**Records for the task**
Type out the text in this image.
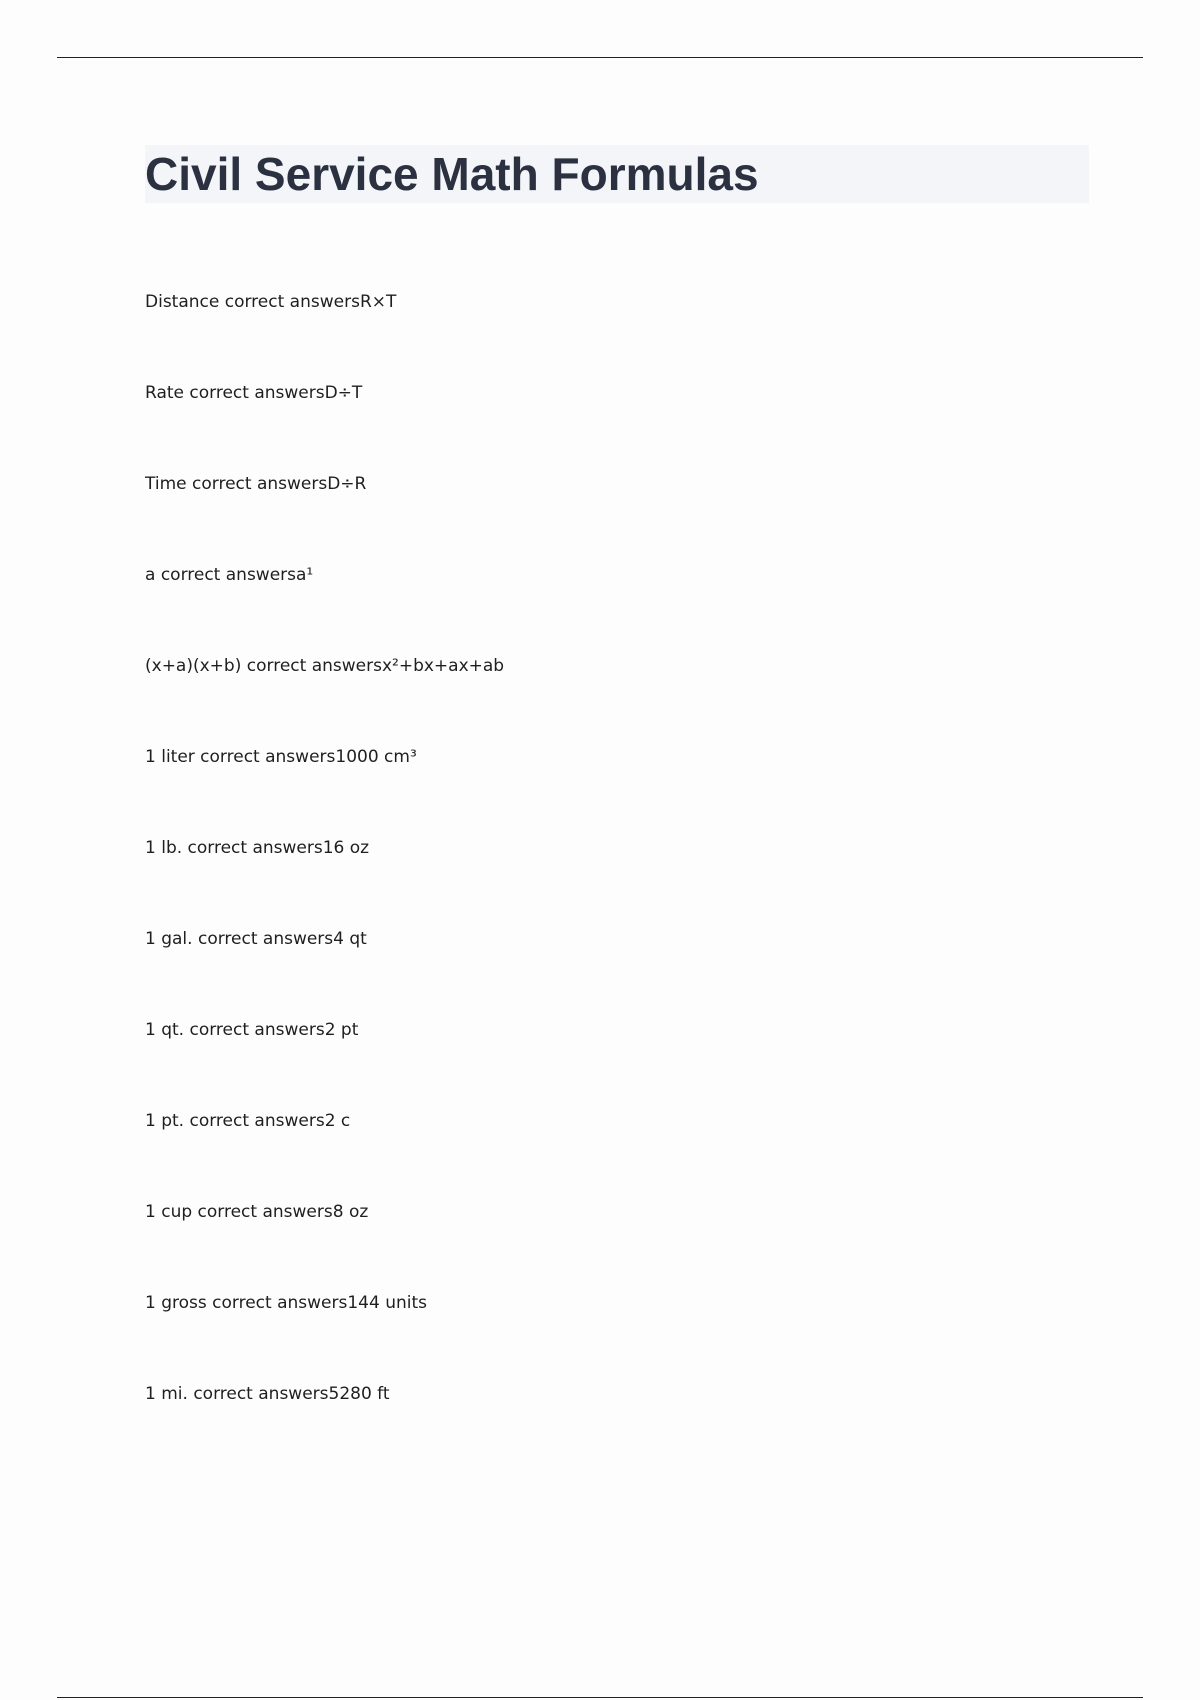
Civil Service Math Formulas
Distance correct answersR×T
Rate correct answersD÷T
Time correct answersD÷R
a correct answersa¹
(x+a)(x+b) correct answersx²+bx+ax+ab
1 liter correct answers1000 cm³
1 lb. correct answers16 oz
1 gal. correct answers4 qt
1 qt. correct answers2 pt
1 pt. correct answers2 c
1 cup correct answers8 oz
1 gross correct answers144 units
1 mi. correct answers5280 ft
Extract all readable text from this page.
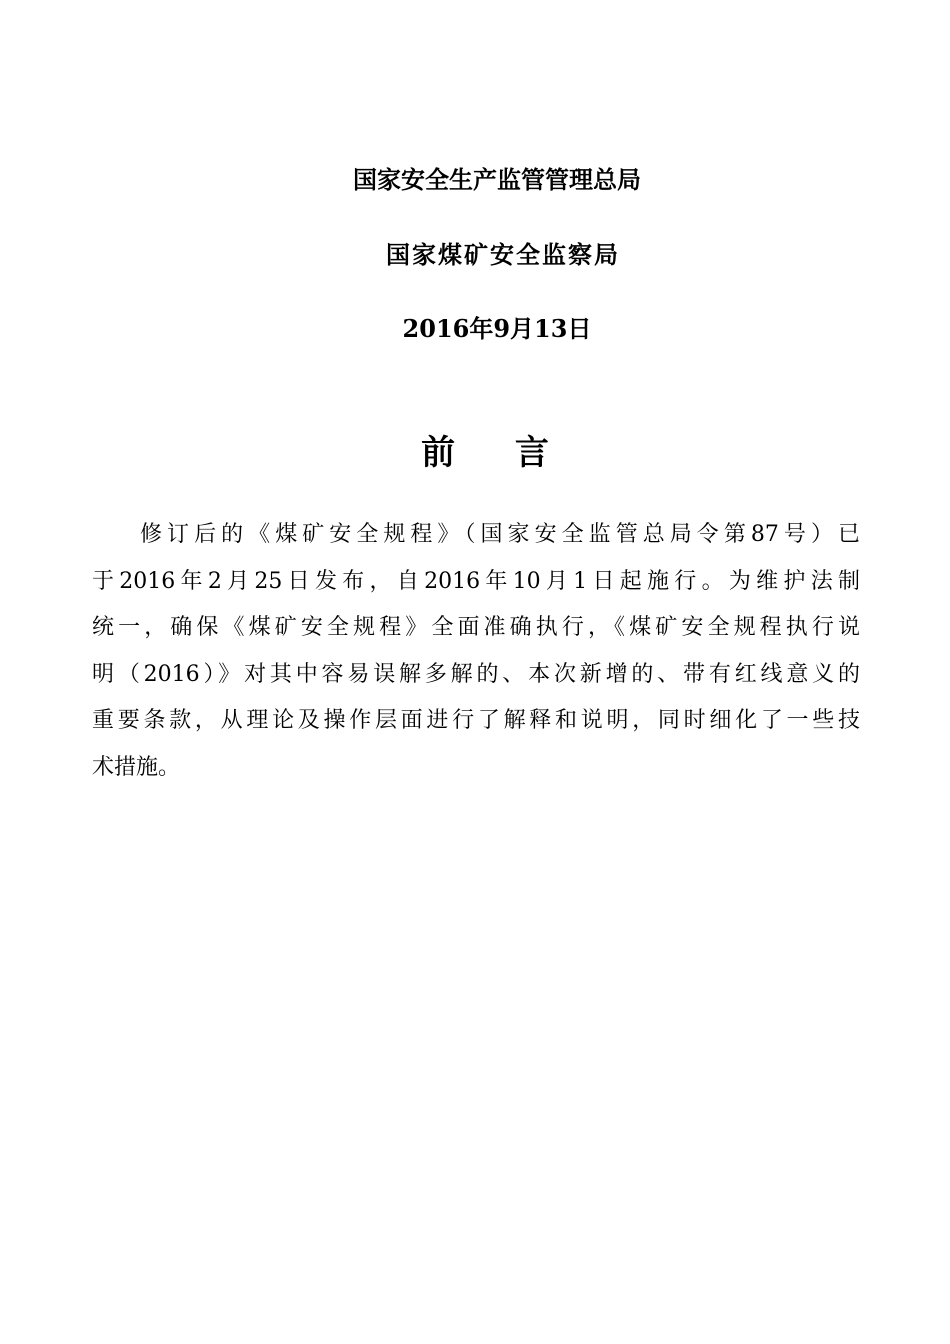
国家安全生产监管管理总局
国家煤矿安全监察局
2016年9月13日
前 言
修订后的《煤矿安全规程》（国家安全监管总局令第87号）已
于2016年2月25日发布，自2016年10月1日起施行。为维护法制
统一，确保《煤矿安全规程》全面准确执行，《煤矿安全规程执行说
明（2016）》对其中容易误解多解的、本次新增的、带有红线意义的
重要条款，从理论及操作层面进行了解释和说明，同时细化了一些技
术措施。
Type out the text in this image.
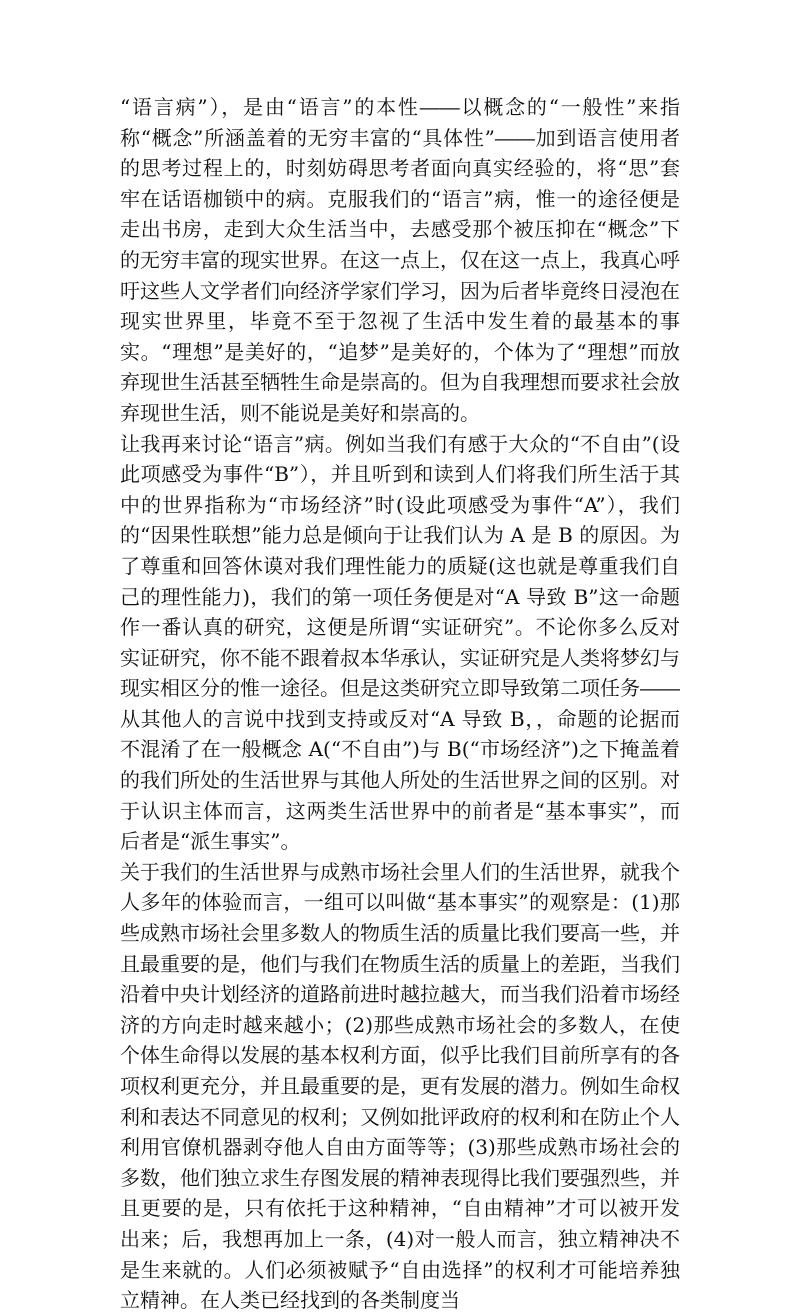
“语言病”），是由“语言”的本性――以概念的“一般性”来指称“概念”所涵盖着的无穷丰富的“具体性”――加到语言使用者的思考过程上的，时刻妨碍思考者面向真实经验的，将“思”套牢在话语枷锁中的病。克服我们的“语言”病，惟一的途径便是走出书房，走到大众生活当中，去感受那个被压抑在“概念”下的无穷丰富的现实世界。在这一点上，仅在这一点上，我真心呼吁这些人文学者们向经济学家们学习，因为后者毕竟终日浸泡在现实世界里，毕竟不至于忽视了生活中发生着的最基本的事实。“理想”是美好的，“追梦”是美好的，个体为了“理想”而放弃现世生活甚至牺牲生命是崇高的。但为自我理想而要求社会放弃现世生活，则不能说是美好和崇高的。

让我再来讨论“语言”病。例如当我们有感于大众的“不自由”(设此项感受为事件“B”），并且听到和读到人们将我们所生活于其中的世界指称为“市场经济”时(设此项感受为事件“A”），我们的“因果性联想”能力总是倾向于让我们认为 A 是 B 的原因。为了尊重和回答休谟对我们理性能力的质疑(这也就是尊重我们自己的理性能力)，我们的第一项任务便是对“A 导致 B”这一命题作一番认真的研究，这便是所谓“实证研究”。不论你多么反对实证研究，你不能不跟着叔本华承认，实证研究是人类将梦幻与现实相区分的惟一途径。但是这类研究立即导致第二项任务――从其他人的言说中找到支持或反对“A 导致 B，，命题的论据而不混淆了在一般概念 A(“不自由”)与 B(“市场经济”)之下掩盖着的我们所处的生活世界与其他人所处的生活世界之间的区别。对于认识主体而言，这两类生活世界中的前者是“基本事实”，而后者是“派生事实”。

关于我们的生活世界与成熟市场社会里人们的生活世界，就我个人多年的体验而言，一组可以叫做“基本事实”的观察是：(1)那些成熟市场社会里多数人的物质生活的质量比我们要高一些，并且最重要的是，他们与我们在物质生活的质量上的差距，当我们沿着中央计划经济的道路前进时越拉越大，而当我们沿着市场经济的方向走时越来越小；(2)那些成熟市场社会的多数人，在使个体生命得以发展的基本权利方面，似乎比我们目前所享有的各项权利更充分，并且最重要的是，更有发展的潜力。例如生命权利和表达不同意见的权利；又例如批评政府的权利和在防止个人利用官僚机器剥夺他人自由方面等等；(3)那些成熟市场社会的多数，他们独立求生存图发展的精神表现得比我们要强烈些，并且更要的是，只有依托于这种精神，“自由精神”才可以被开发出来；后，我想再加上一条，(4)对一般人而言，独立精神决不是生来就的。人们必须被赋予“自由选择”的权利才可能培养独立精神。在人类已经找到的各类制度当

**Do this**
Where a line in the material above holds "煤矿安全规程", copy that line.

**Full output**
修订后的《煤矿安全规程》（国家安全监管总局令第87号）已
统一，确保《煤矿安全规程》全面准确执行，《煤矿安全规程执行说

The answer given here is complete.